> [Work to complete]:
Both the line containing "Read out every word on this page." and the last line of the listing are included: write out exactly the lines from one to the other.

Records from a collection
# # # # #

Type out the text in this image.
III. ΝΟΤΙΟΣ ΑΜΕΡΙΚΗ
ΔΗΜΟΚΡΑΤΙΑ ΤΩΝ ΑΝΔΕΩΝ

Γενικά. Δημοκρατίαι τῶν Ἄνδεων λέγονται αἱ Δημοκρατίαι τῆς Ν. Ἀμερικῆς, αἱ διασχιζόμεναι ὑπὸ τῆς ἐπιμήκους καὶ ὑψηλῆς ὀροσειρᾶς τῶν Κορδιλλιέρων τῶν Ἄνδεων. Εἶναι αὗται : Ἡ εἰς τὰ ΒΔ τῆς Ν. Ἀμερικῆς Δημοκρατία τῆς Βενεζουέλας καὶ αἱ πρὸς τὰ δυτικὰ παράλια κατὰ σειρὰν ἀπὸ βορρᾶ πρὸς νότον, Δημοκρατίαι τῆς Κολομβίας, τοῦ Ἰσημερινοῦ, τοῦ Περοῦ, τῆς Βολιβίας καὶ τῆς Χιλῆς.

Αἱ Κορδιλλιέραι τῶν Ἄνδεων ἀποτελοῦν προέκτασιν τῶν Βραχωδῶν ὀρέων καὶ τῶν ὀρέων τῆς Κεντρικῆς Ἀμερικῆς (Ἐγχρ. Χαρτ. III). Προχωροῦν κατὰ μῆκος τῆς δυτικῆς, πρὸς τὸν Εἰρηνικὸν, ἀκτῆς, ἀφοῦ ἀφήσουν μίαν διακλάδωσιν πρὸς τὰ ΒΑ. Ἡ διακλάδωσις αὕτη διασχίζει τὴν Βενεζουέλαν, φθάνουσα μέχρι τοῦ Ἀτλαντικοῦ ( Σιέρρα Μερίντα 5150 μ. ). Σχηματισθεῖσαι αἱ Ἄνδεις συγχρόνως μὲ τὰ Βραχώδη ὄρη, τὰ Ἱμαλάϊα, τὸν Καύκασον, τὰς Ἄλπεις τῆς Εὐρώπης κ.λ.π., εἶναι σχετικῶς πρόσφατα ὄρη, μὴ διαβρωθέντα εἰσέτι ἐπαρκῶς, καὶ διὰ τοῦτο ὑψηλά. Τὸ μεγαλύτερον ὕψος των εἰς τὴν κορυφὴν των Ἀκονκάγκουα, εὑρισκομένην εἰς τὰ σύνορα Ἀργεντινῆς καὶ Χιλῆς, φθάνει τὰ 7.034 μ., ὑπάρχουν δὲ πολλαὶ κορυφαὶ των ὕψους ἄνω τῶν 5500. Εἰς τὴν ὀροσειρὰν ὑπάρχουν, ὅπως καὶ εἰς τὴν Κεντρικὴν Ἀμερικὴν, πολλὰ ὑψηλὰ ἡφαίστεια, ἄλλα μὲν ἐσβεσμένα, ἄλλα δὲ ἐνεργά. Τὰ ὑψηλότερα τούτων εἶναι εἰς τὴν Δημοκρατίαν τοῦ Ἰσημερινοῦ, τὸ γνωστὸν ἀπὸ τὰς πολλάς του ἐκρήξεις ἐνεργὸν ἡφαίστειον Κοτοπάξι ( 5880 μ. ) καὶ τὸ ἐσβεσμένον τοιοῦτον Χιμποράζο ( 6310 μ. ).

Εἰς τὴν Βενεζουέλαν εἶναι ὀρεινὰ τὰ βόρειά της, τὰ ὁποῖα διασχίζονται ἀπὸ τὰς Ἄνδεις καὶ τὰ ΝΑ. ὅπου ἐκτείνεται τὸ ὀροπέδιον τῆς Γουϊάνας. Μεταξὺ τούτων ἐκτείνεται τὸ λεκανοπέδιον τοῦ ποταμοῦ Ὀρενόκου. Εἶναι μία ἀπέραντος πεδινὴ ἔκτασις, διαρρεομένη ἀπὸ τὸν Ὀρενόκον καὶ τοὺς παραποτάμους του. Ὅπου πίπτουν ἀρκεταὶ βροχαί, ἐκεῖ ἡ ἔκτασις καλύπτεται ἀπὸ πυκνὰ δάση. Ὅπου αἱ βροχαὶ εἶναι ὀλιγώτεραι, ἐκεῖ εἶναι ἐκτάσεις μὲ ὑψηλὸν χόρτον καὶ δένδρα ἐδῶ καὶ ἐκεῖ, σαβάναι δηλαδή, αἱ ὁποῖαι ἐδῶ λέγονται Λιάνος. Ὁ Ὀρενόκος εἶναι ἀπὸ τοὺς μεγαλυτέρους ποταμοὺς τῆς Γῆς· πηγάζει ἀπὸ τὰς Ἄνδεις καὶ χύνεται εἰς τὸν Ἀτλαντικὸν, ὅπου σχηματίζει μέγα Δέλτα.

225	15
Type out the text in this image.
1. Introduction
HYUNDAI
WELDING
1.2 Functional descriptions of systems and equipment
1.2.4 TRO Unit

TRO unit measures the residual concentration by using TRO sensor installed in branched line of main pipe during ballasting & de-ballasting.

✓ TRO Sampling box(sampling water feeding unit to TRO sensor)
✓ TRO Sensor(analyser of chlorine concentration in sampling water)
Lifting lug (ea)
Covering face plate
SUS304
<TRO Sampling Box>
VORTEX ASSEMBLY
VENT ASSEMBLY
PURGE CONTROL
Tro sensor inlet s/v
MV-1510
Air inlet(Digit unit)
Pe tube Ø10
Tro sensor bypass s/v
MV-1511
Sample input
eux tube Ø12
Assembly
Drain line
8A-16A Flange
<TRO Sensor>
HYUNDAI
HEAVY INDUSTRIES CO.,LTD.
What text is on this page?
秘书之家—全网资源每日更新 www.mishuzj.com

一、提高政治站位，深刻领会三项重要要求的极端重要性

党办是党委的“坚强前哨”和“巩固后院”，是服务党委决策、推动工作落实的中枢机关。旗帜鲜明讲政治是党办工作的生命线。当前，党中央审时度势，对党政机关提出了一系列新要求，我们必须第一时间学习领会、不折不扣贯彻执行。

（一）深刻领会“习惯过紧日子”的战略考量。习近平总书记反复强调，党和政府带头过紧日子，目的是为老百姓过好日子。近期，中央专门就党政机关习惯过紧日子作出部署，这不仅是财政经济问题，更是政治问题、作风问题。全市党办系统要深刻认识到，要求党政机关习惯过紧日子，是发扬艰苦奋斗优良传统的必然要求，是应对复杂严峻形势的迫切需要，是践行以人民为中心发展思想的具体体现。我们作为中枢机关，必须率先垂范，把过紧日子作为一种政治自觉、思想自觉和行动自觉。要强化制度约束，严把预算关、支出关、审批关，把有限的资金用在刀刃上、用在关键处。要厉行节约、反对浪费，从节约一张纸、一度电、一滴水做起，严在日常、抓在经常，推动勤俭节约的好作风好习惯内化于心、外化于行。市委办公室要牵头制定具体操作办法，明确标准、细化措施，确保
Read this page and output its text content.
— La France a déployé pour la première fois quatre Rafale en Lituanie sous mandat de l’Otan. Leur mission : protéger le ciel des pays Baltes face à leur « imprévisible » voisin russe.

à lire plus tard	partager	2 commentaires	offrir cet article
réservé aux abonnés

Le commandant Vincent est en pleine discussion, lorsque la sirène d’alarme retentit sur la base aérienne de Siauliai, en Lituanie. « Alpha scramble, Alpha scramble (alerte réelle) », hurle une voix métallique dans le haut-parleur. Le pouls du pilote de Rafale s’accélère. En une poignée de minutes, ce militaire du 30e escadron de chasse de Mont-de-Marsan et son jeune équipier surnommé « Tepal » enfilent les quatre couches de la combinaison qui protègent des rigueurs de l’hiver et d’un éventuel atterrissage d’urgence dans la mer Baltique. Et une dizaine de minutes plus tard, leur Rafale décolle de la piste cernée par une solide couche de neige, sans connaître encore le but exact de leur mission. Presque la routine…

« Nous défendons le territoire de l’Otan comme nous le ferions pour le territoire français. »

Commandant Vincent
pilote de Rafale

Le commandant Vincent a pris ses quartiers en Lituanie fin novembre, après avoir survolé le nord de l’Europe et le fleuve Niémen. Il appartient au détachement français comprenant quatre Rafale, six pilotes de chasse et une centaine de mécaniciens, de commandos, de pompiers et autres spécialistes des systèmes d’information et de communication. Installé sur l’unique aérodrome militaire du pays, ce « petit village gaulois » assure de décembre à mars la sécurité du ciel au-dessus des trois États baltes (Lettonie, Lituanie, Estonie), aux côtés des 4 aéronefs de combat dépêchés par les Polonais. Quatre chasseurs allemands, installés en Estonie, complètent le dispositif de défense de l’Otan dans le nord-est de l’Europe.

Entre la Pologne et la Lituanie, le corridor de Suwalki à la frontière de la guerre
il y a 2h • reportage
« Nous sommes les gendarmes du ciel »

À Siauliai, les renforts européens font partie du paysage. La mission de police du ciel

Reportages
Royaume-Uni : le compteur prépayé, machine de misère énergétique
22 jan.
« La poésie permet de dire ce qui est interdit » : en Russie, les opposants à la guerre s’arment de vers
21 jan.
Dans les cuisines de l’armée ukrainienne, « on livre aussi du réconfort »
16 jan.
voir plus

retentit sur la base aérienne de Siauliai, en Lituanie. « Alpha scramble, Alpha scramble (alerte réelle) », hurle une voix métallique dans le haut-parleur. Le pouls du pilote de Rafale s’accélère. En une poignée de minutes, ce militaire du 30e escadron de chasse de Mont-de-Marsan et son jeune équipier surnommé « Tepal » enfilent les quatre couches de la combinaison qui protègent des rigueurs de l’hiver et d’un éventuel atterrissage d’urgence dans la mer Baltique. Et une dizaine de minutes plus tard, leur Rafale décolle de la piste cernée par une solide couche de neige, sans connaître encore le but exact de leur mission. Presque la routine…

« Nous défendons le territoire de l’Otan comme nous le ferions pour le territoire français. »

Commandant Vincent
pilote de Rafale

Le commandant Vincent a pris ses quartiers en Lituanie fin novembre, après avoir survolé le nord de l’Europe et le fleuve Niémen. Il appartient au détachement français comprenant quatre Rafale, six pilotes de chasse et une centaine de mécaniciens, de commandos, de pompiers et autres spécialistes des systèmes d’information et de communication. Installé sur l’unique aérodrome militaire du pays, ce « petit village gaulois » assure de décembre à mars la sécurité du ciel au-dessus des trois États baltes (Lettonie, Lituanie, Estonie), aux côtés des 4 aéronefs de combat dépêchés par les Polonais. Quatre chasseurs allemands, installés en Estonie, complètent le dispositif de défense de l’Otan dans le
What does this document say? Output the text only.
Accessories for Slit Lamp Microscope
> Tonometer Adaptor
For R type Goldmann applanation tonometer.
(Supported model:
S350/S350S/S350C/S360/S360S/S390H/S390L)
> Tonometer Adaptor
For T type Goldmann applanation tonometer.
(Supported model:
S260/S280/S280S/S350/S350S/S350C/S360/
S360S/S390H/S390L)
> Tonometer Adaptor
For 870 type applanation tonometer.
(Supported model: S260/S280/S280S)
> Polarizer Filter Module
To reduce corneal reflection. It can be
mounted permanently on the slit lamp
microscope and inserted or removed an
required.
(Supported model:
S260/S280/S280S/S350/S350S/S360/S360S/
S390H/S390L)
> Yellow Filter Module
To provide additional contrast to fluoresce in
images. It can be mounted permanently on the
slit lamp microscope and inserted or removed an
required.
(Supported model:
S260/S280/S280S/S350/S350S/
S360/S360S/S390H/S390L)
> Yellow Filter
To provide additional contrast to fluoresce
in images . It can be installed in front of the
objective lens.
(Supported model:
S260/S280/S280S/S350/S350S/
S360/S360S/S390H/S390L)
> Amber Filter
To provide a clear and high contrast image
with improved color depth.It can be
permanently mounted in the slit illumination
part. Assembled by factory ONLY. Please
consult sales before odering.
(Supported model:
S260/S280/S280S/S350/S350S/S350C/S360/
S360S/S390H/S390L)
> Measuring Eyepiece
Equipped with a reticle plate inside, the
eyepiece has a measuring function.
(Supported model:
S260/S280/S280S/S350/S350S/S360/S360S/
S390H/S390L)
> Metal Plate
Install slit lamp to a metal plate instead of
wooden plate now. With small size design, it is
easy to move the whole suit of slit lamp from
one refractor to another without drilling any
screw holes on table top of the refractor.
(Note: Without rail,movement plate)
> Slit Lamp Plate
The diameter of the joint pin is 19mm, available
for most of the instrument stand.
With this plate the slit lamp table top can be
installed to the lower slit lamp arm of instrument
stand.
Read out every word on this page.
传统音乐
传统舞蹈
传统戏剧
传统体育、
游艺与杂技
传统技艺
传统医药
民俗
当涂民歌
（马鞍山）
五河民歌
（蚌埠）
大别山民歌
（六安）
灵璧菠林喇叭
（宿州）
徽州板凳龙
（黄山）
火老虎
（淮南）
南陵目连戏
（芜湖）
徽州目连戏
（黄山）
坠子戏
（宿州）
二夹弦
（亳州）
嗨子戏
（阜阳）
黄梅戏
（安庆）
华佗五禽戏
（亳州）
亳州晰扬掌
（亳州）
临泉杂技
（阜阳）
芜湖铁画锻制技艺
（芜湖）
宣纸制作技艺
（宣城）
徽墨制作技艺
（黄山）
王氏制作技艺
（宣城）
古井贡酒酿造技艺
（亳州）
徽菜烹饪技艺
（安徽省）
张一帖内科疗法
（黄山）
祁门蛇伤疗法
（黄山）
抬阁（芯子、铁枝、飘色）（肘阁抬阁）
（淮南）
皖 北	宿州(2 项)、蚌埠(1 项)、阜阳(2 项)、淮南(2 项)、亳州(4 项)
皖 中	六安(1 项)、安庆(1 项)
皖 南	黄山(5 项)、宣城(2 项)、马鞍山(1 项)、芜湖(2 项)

# # # # #

> [Output for this task]:
Read out every word on this page.
传统音乐
传统舞蹈
传统戏剧
传统体育、
游艺与杂技
传统技艺
传统医药
民俗
当涂民歌
（马鞍山）
五河民歌
（蚌埠）
大别山民歌
（六安）
灵璧菠林喇叭
（宿州）
徽州板凳龙
（黄山）
火老虎
（淮南）
南陵目连戏
（芜湖）
徽州目连戏
（黄山）
坠子戏
（宿州）
二夹弦
（亳州）
嗨子戏
（阜阳）
黄梅戏
（安庆）
华佗五禽戏
（亳州）
亳州晰扬掌
（亳州）
临泉杂技
（阜阳）
芜湖铁画锻制技艺
（芜湖）
宣纸制作技艺
（宣城）
徽墨制作技艺
（黄山）
王氏制作技艺
（宣城）
古井贡酒酿造技艺
（亳州）
徽菜烹饪技艺
（安徽省）
张一帖内科疗法
（黄山）
祁门蛇伤疗法
（黄山）
抬阁（芯子、铁枝、飘色）（肘阁抬阁）
（淮南）
皖 北	宿州(2 项)、蚌埠(1 项)、阜阳(2 项)、淮南(2 项)、亳州(4 项)
皖 中	六安(1 项)、安庆(1 项)
皖 南	黄山(5 项)、宣城(2 项)、马鞍山(1 项)、芜湖(2 项)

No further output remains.